Dataset listings of figures
* * *
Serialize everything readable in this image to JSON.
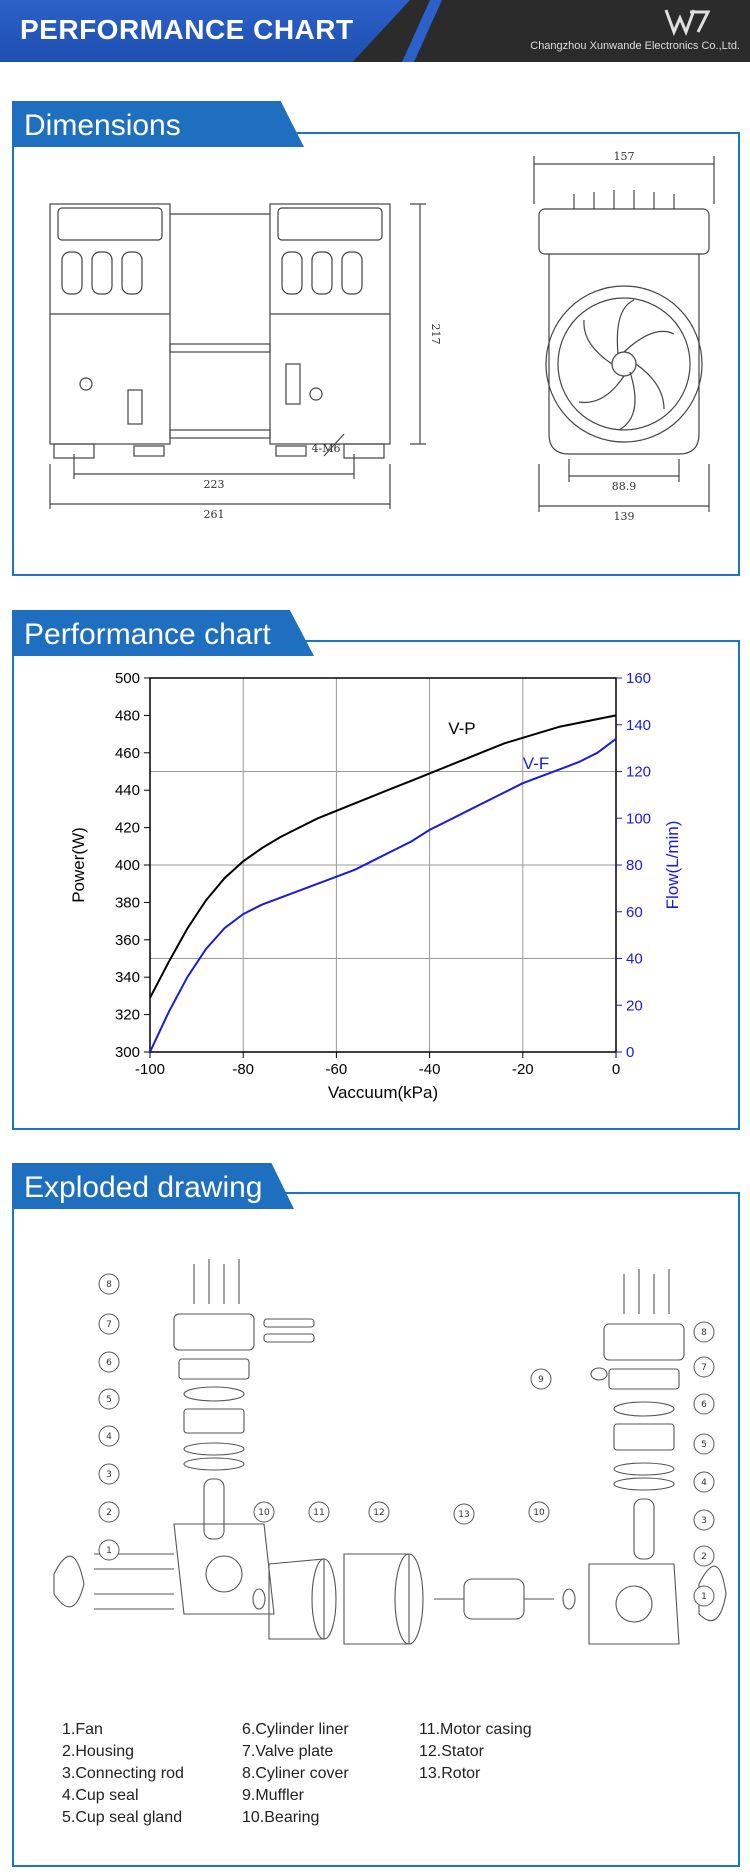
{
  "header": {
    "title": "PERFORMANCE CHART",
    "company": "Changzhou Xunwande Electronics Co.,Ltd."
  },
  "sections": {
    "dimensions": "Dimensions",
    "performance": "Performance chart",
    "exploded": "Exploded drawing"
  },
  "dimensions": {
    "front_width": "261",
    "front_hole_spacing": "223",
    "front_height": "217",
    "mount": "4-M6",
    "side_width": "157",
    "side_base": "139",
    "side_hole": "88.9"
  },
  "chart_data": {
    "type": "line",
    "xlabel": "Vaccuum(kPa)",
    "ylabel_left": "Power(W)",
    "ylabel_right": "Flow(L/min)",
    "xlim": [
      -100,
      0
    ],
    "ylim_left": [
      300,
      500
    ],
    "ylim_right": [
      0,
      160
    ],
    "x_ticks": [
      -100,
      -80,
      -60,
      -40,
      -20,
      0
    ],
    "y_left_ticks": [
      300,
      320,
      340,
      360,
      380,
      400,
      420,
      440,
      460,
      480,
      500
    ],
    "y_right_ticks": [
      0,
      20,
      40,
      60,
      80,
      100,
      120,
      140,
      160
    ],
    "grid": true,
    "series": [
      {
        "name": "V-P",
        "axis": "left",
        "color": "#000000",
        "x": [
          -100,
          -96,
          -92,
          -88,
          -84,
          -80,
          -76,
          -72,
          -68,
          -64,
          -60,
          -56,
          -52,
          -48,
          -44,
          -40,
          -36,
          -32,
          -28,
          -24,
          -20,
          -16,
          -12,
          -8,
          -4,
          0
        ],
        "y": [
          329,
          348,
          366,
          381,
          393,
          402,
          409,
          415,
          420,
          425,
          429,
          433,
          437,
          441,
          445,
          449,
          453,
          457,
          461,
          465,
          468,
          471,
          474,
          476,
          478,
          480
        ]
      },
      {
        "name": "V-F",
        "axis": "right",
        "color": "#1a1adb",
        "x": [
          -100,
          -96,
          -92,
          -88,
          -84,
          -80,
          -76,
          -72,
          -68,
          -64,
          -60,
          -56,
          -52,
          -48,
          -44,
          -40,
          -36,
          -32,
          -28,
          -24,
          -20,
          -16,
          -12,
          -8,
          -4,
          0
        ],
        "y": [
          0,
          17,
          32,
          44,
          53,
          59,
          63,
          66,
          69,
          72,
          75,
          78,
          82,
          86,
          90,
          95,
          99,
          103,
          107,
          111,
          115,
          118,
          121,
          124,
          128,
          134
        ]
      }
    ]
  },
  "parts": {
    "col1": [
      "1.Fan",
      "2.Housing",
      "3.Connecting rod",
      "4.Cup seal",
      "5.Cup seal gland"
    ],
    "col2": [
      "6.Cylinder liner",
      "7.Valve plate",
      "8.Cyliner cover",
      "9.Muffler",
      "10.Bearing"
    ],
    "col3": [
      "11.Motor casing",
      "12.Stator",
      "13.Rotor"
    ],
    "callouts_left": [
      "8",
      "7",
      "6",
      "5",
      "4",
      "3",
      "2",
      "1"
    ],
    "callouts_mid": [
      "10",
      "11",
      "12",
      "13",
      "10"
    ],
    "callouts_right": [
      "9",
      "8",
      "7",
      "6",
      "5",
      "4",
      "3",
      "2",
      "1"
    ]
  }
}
* * *
**What this task involves**. Where a line of the data holds "dimensions", show that line.

**Task solution**.
    "dimensions": "Dimensions",
  "dimensions": {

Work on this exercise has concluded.